• **WHAT NEEDS TO BE DONE**:
Copy out exactly the lines from the one containing "Transcribe the text in this document." to the last line of the records below, both included, and leave out any pictures.

──────────

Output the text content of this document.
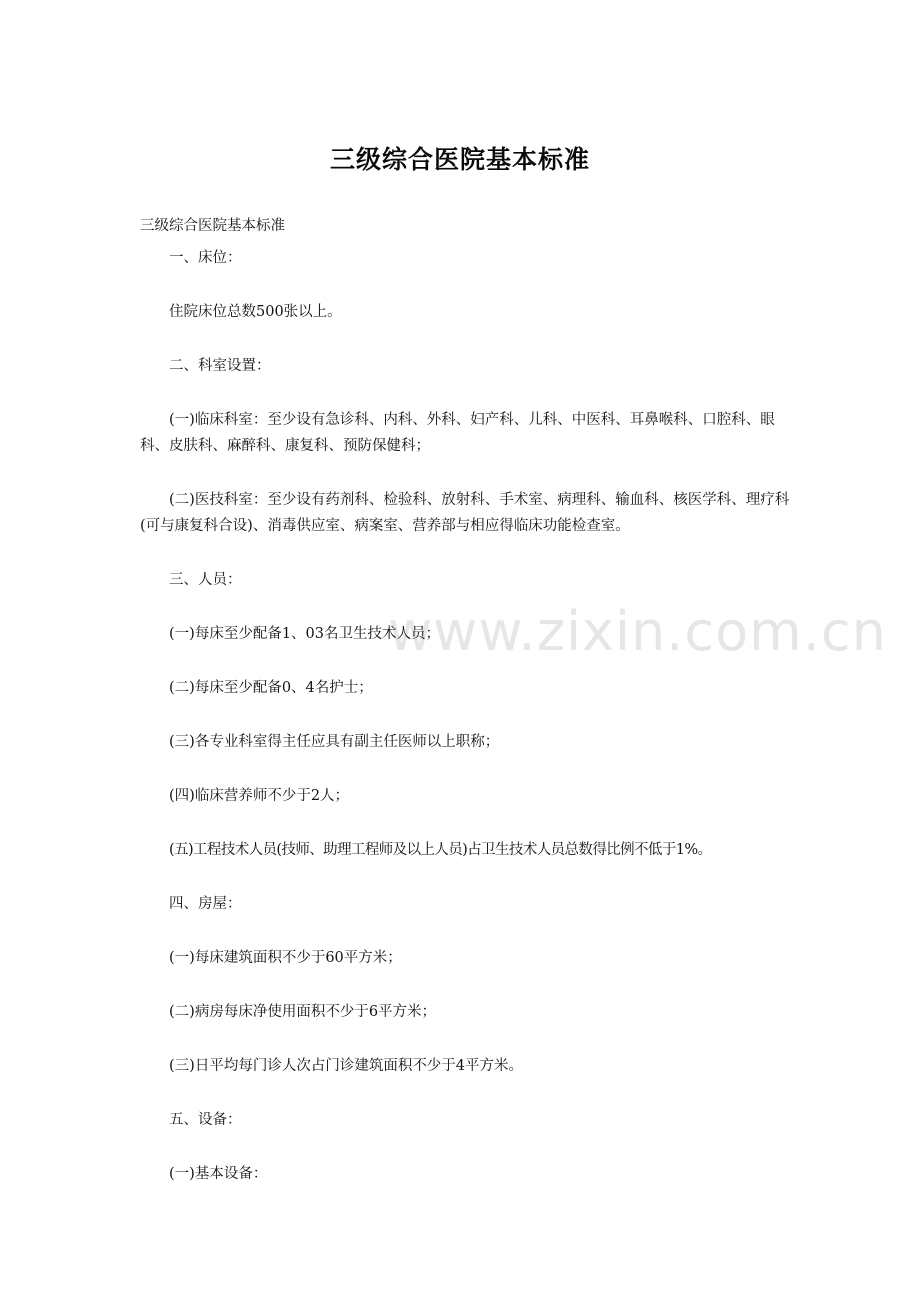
www.zixin.com.cn
三级综合医院基本标准

三级综合医院基本标准

一、床位：

住院床位总数500张以上。

二、科室设置：

(一)临床科室：至少设有急诊科、内科、外科、妇产科、儿科、中医科、耳鼻喉科、口腔科、眼科、皮肤科、麻醉科、康复科、预防保健科；

(二)医技科室：至少设有药剂科、检验科、放射科、手术室、病理科、输血科、核医学科、理疗科(可与康复科合设)、消毒供应室、病案室、营养部与相应得临床功能检查室。

三、人员：

(一)每床至少配备1、03名卫生技术人员；

(二)每床至少配备0、4名护士；

(三)各专业科室得主任应具有副主任医师以上职称；

(四)临床营养师不少于2人；

(五)工程技术人员(技师、助理工程师及以上人员)占卫生技术人员总数得比例不低于1%。

四、房屋：

(一)每床建筑面积不少于60平方米；

(二)病房每床净使用面积不少于6平方米；

(三)日平均每门诊人次占门诊建筑面积不少于4平方米。

五、设备：

(一)基本设备：
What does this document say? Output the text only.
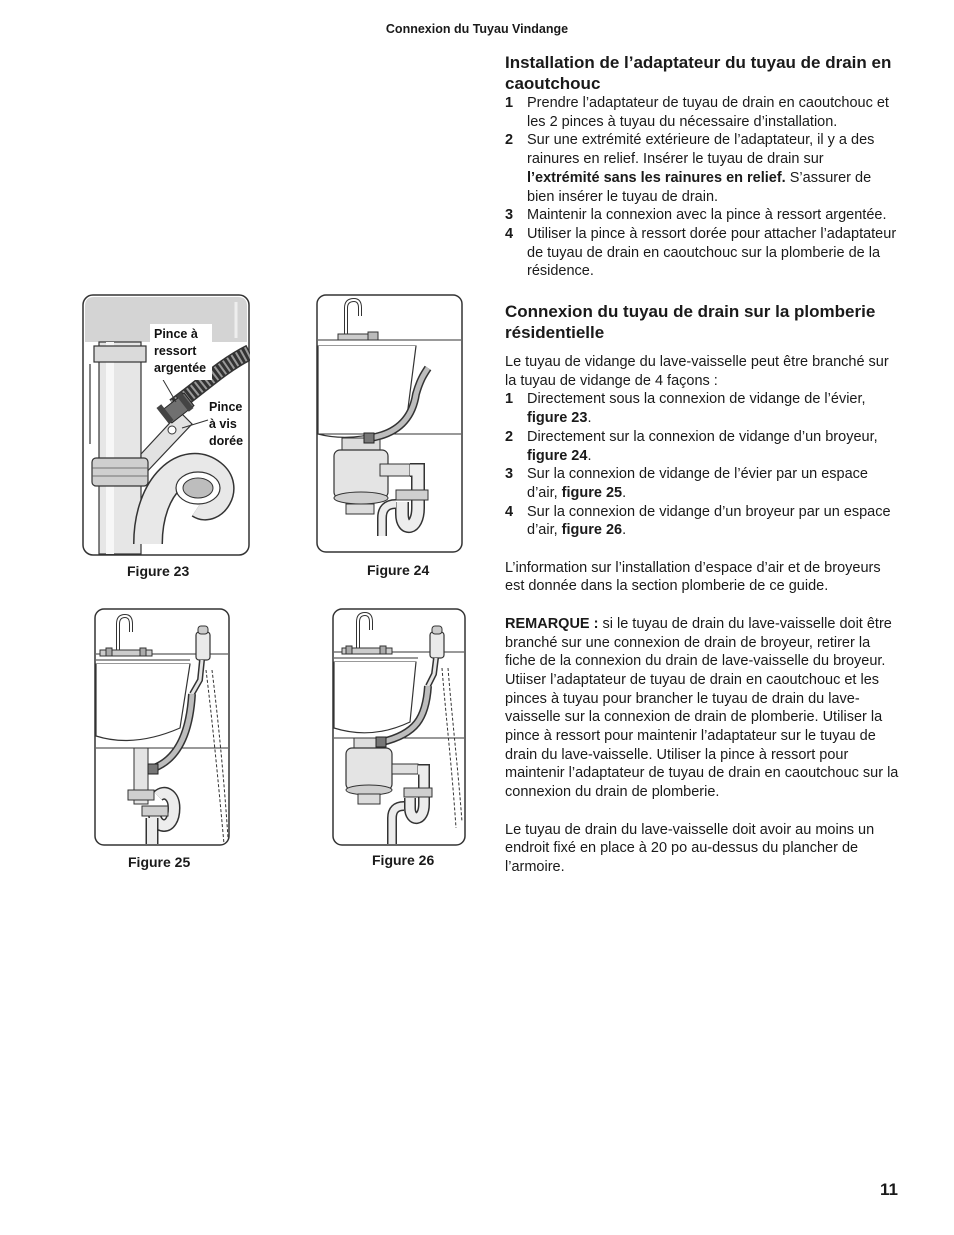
Connexion du Tuyau Vindange
Installation de l’adaptateur du tuyau de drain en caoutchouc
1 Prendre l’adaptateur de tuyau de drain en caoutchouc et les 2 pinces à tuyau du nécessaire d’installation.
2 Sur une extrémité extérieure de l’adaptateur, il y a des rainures en relief. Insérer le tuyau de drain sur l’extrémité sans les rainures en relief. S’assurer de bien insérer le tuyau de drain.
3 Maintenir la connexion avec la pince à ressort argentée.
4 Utiliser la pince à ressort dorée pour attacher l’adaptateur de tuyau de drain en caoutchouc sur la plomberie de la résidence.
Connexion du tuyau de drain sur la plomberie résidentielle

Le tuyau de vidange du lave-vaisselle peut être branché sur la tuyau de vidange de 4 façons :

1 Directement sous la connexion de vidange de l’évier, figure 23.
2 Directement sur la connexion de vidange d’un broyeur, figure 24.
3 Sur la connexion de vidange de l’évier par un espace d’air, figure 25.
4 Sur la connexion de vidange d’un broyeur par un espace d’air, figure 26.

L’information sur l’installation d’espace d’air et de broyeurs est donnée dans la section plomberie de ce guide.

REMARQUE : si le tuyau de drain du lave-vaisselle doit être branché sur une connexion de drain de broyeur, retirer la fiche de la connexion du drain de lave-vaisselle du broyeur.

Utiiser l’adaptateur de tuyau de drain en caoutchouc et les pinces à tuyau pour brancher le tuyau de drain du lave-vaisselle sur la connexion de drain de plomberie. Utiliser la pince à ressort pour maintenir l’adaptateur sur le tuyau de drain du lave-vaisselle. Utiliser la pince à ressort pour maintenir l’adaptateur de tuyau de drain en caoutchouc sur la connexion du drain de plomberie.

Le tuyau de drain du lave-vaisselle doit avoir au moins un endroit fixé en place à 20 po au-dessus du plancher de l’armoire.

Pince à
ressort
argentée
Pince
à vis
dorée
Figure 23	Figure 24
Figure 25	Figure 26
11
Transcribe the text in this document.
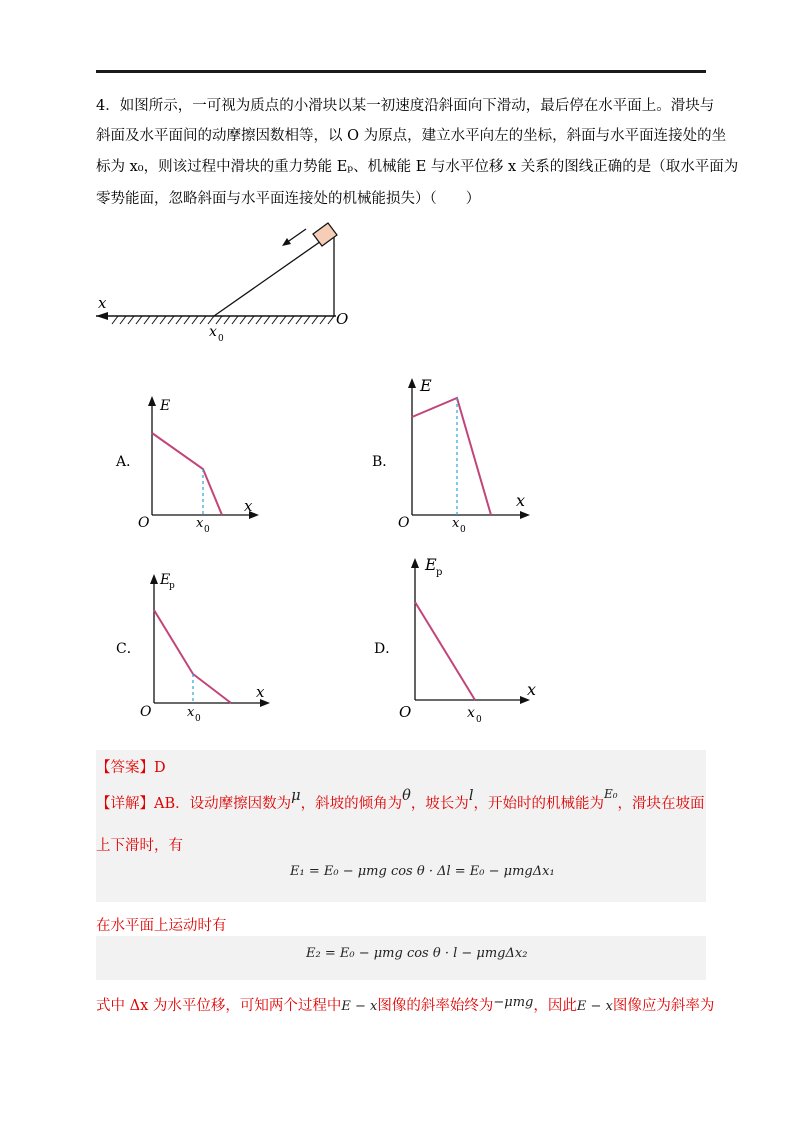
4．如图所示，一可视为质点的小滑块以某一初速度沿斜面向下滑动，最后停在水平面上。滑块与
斜面及水平面间的动摩擦因数相等，以 O 为原点，建立水平向左的坐标，斜面与水平面连接处的坐
标为 x₀，则该过程中滑块的重力势能 Eₚ、机械能 E 与水平位移 x 关系的图线正确的是（取水平面为
零势能面，忽略斜面与水平面连接处的机械能损失）（　　）
x
O
x 0
A．
E
x
O	x 0
B．
E
x
O	x 0
C．
E
p
x
O	x 0
D．
E p
x
O	x 0
【答案】D
【详解】AB．设动摩擦因数为μ，斜坡的倾角为θ，坡长为l，开始时的机械能为$^{E_0}$，滑块在坡面
上下滑时，有
E₁ = E₀ − μmg cos θ · Δl = E₀ − μmgΔx₁
在水平面上运动时有
E₂ = E₀ − μmg cos θ · l − μmgΔx₂
式中 Δx 为水平位移，可知两个过程中E − x图像的斜率始终为−μmg，因此E − x图像应为斜率为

──────────

• **EXERCISE SOLUTION**:
Transcribe the text in this document.
4．如图所示，一可视为质点的小滑块以某一初速度沿斜面向下滑动，最后停在水平面上。滑块与
斜面及水平面间的动摩擦因数相等，以 O 为原点，建立水平向左的坐标，斜面与水平面连接处的坐
标为 x₀，则该过程中滑块的重力势能 Eₚ、机械能 E 与水平位移 x 关系的图线正确的是（取水平面为
零势能面，忽略斜面与水平面连接处的机械能损失）（　　）
x
O
x 0
A．
E
x
O	x 0
B．
E
x
O	x 0
C．
E
p
x
O	x 0
D．
E p
x
O	x 0
【答案】D
【详解】AB．设动摩擦因数为μ，斜坡的倾角为θ，坡长为l，开始时的机械能为$^{E_0}$，滑块在坡面
上下滑时，有
E₁ = E₀ − μmg cos θ · Δl = E₀ − μmgΔx₁
在水平面上运动时有
E₂ = E₀ − μmg cos θ · l − μmgΔx₂
式中 Δx 为水平位移，可知两个过程中E − x图像的斜率始终为−μmg，因此E − x图像应为斜率为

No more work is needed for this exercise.